Task data:
☆ ☆ ☆ ☆

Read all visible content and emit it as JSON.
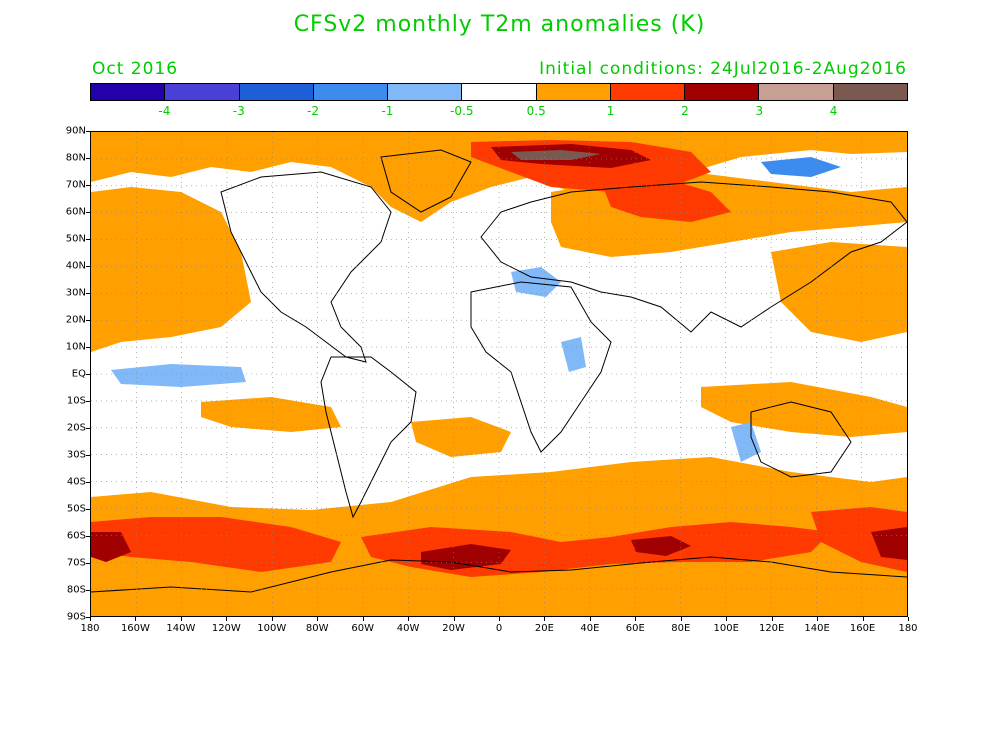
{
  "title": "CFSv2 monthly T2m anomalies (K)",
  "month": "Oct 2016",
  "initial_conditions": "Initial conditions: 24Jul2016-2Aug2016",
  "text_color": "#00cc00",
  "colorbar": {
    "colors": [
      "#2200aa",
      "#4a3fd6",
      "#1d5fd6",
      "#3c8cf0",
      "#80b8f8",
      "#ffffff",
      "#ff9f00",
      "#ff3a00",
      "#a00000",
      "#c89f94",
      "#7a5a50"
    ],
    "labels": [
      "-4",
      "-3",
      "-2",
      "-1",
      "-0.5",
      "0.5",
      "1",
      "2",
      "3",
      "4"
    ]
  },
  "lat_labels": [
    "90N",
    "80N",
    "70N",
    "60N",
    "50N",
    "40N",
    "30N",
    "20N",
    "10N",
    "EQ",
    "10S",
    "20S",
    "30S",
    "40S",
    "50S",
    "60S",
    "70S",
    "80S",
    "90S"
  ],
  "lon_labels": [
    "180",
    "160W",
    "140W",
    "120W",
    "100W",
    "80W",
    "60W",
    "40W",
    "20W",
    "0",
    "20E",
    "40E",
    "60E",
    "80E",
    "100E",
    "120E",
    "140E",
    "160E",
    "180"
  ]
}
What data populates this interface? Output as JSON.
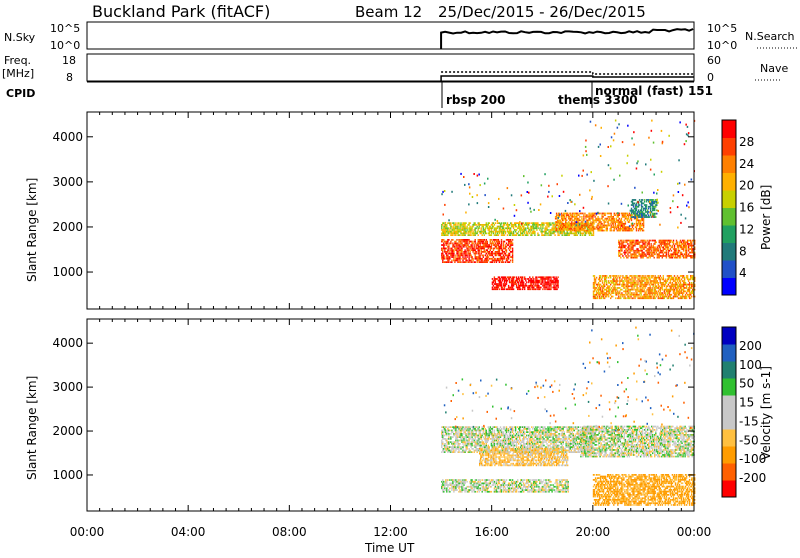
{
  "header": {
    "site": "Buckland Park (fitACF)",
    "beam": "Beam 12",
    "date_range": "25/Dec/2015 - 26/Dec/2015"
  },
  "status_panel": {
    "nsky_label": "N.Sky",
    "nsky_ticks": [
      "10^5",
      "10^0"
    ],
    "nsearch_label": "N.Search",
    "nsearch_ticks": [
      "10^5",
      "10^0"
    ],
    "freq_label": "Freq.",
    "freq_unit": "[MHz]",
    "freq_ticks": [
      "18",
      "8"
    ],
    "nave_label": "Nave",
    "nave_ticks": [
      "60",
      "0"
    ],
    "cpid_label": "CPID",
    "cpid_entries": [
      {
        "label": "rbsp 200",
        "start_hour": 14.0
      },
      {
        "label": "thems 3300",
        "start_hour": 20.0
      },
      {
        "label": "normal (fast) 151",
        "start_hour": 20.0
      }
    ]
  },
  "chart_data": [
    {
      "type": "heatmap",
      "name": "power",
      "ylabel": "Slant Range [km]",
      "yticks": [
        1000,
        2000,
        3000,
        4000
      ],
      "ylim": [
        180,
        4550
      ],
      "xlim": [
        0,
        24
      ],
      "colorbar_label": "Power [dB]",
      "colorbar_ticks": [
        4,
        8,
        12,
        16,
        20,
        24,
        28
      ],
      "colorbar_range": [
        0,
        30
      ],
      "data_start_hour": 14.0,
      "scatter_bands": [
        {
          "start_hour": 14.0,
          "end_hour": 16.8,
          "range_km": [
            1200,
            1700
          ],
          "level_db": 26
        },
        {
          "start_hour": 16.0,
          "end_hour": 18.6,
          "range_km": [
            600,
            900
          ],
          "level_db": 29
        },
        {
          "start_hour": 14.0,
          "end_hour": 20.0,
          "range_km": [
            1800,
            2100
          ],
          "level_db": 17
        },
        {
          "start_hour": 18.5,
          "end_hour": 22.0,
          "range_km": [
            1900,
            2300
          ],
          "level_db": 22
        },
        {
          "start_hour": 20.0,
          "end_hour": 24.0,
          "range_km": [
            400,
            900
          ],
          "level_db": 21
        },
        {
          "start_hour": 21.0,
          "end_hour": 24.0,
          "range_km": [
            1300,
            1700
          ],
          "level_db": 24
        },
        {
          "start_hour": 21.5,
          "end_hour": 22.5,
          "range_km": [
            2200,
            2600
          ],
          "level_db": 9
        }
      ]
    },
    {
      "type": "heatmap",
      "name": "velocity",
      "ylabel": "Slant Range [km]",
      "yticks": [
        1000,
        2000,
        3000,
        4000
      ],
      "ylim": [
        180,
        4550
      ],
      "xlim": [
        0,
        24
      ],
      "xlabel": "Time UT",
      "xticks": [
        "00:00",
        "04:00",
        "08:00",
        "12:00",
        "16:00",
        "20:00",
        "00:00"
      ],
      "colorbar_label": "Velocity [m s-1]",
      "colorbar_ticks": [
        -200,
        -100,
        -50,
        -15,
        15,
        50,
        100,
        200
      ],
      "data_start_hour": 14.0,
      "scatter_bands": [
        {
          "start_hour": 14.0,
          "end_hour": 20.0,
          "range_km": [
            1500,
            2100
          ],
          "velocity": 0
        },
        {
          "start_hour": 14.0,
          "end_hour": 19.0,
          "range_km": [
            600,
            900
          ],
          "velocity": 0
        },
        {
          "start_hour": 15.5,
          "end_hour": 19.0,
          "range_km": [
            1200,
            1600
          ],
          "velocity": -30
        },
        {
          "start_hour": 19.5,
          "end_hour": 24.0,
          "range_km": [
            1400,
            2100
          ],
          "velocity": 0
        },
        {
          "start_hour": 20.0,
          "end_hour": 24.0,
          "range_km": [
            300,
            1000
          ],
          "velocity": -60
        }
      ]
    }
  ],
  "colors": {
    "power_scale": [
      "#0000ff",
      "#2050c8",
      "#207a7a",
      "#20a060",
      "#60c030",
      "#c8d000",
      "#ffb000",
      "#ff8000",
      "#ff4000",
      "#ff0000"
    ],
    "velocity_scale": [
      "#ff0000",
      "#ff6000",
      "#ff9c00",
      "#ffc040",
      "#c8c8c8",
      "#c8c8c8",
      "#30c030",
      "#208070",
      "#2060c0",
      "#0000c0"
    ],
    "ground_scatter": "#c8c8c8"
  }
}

☆ ☆ ☆ ☆

Your objective: Pictures excluded, quote all the data above exactly.

Worked answer:
Read all visible content and emit it as JSON.
{
  "title": "CFSv2 monthly T2m anomalies (K)",
  "month": "Oct 2016",
  "initial_conditions": "Initial conditions: 24Jul2016-2Aug2016",
  "text_color": "#00cc00",
  "colorbar": {
    "colors": [
      "#2200aa",
      "#4a3fd6",
      "#1d5fd6",
      "#3c8cf0",
      "#80b8f8",
      "#ffffff",
      "#ff9f00",
      "#ff3a00",
      "#a00000",
      "#c89f94",
      "#7a5a50"
    ],
    "labels": [
      "-4",
      "-3",
      "-2",
      "-1",
      "-0.5",
      "0.5",
      "1",
      "2",
      "3",
      "4"
    ]
  },
  "lat_labels": [
    "90N",
    "80N",
    "70N",
    "60N",
    "50N",
    "40N",
    "30N",
    "20N",
    "10N",
    "EQ",
    "10S",
    "20S",
    "30S",
    "40S",
    "50S",
    "60S",
    "70S",
    "80S",
    "90S"
  ],
  "lon_labels": [
    "180",
    "160W",
    "140W",
    "120W",
    "100W",
    "80W",
    "60W",
    "40W",
    "20W",
    "0",
    "20E",
    "40E",
    "60E",
    "80E",
    "100E",
    "120E",
    "140E",
    "160E",
    "180"
  ]
}
What data populates this interface? Output as JSON.
{
  "header": {
    "site": "Buckland Park (fitACF)",
    "beam": "Beam 12",
    "date_range": "25/Dec/2015 - 26/Dec/2015"
  },
  "status_panel": {
    "nsky_label": "N.Sky",
    "nsky_ticks": [
      "10^5",
      "10^0"
    ],
    "nsearch_label": "N.Search",
    "nsearch_ticks": [
      "10^5",
      "10^0"
    ],
    "freq_label": "Freq.",
    "freq_unit": "[MHz]",
    "freq_ticks": [
      "18",
      "8"
    ],
    "nave_label": "Nave",
    "nave_ticks": [
      "60",
      "0"
    ],
    "cpid_label": "CPID",
    "cpid_entries": [
      {
        "label": "rbsp 200",
        "start_hour": 14.0
      },
      {
        "label": "thems 3300",
        "start_hour": 20.0
      },
      {
        "label": "normal (fast) 151",
        "start_hour": 20.0
      }
    ]
  },
  "chart_data": [
    {
      "type": "heatmap",
      "name": "power",
      "ylabel": "Slant Range [km]",
      "yticks": [
        1000,
        2000,
        3000,
        4000
      ],
      "ylim": [
        180,
        4550
      ],
      "xlim": [
        0,
        24
      ],
      "colorbar_label": "Power [dB]",
      "colorbar_ticks": [
        4,
        8,
        12,
        16,
        20,
        24,
        28
      ],
      "colorbar_range": [
        0,
        30
      ],
      "data_start_hour": 14.0,
      "scatter_bands": [
        {
          "start_hour": 14.0,
          "end_hour": 16.8,
          "range_km": [
            1200,
            1700
          ],
          "level_db": 26
        },
        {
          "start_hour": 16.0,
          "end_hour": 18.6,
          "range_km": [
            600,
            900
          ],
          "level_db": 29
        },
        {
          "start_hour": 14.0,
          "end_hour": 20.0,
          "range_km": [
            1800,
            2100
          ],
          "level_db": 17
        },
        {
          "start_hour": 18.5,
          "end_hour": 22.0,
          "range_km": [
            1900,
            2300
          ],
          "level_db": 22
        },
        {
          "start_hour": 20.0,
          "end_hour": 24.0,
          "range_km": [
            400,
            900
          ],
          "level_db": 21
        },
        {
          "start_hour": 21.0,
          "end_hour": 24.0,
          "range_km": [
            1300,
            1700
          ],
          "level_db": 24
        },
        {
          "start_hour": 21.5,
          "end_hour": 22.5,
          "range_km": [
            2200,
            2600
          ],
          "level_db": 9
        }
      ]
    },
    {
      "type": "heatmap",
      "name": "velocity",
      "ylabel": "Slant Range [km]",
      "yticks": [
        1000,
        2000,
        3000,
        4000
      ],
      "ylim": [
        180,
        4550
      ],
      "xlim": [
        0,
        24
      ],
      "xlabel": "Time UT",
      "xticks": [
        "00:00",
        "04:00",
        "08:00",
        "12:00",
        "16:00",
        "20:00",
        "00:00"
      ],
      "colorbar_label": "Velocity [m s-1]",
      "colorbar_ticks": [
        -200,
        -100,
        -50,
        -15,
        15,
        50,
        100,
        200
      ],
      "data_start_hour": 14.0,
      "scatter_bands": [
        {
          "start_hour": 14.0,
          "end_hour": 20.0,
          "range_km": [
            1500,
            2100
          ],
          "velocity": 0
        },
        {
          "start_hour": 14.0,
          "end_hour": 19.0,
          "range_km": [
            600,
            900
          ],
          "velocity": 0
        },
        {
          "start_hour": 15.5,
          "end_hour": 19.0,
          "range_km": [
            1200,
            1600
          ],
          "velocity": -30
        },
        {
          "start_hour": 19.5,
          "end_hour": 24.0,
          "range_km": [
            1400,
            2100
          ],
          "velocity": 0
        },
        {
          "start_hour": 20.0,
          "end_hour": 24.0,
          "range_km": [
            300,
            1000
          ],
          "velocity": -60
        }
      ]
    }
  ],
  "colors": {
    "power_scale": [
      "#0000ff",
      "#2050c8",
      "#207a7a",
      "#20a060",
      "#60c030",
      "#c8d000",
      "#ffb000",
      "#ff8000",
      "#ff4000",
      "#ff0000"
    ],
    "velocity_scale": [
      "#ff0000",
      "#ff6000",
      "#ff9c00",
      "#ffc040",
      "#c8c8c8",
      "#c8c8c8",
      "#30c030",
      "#208070",
      "#2060c0",
      "#0000c0"
    ],
    "ground_scatter": "#c8c8c8"
  }
}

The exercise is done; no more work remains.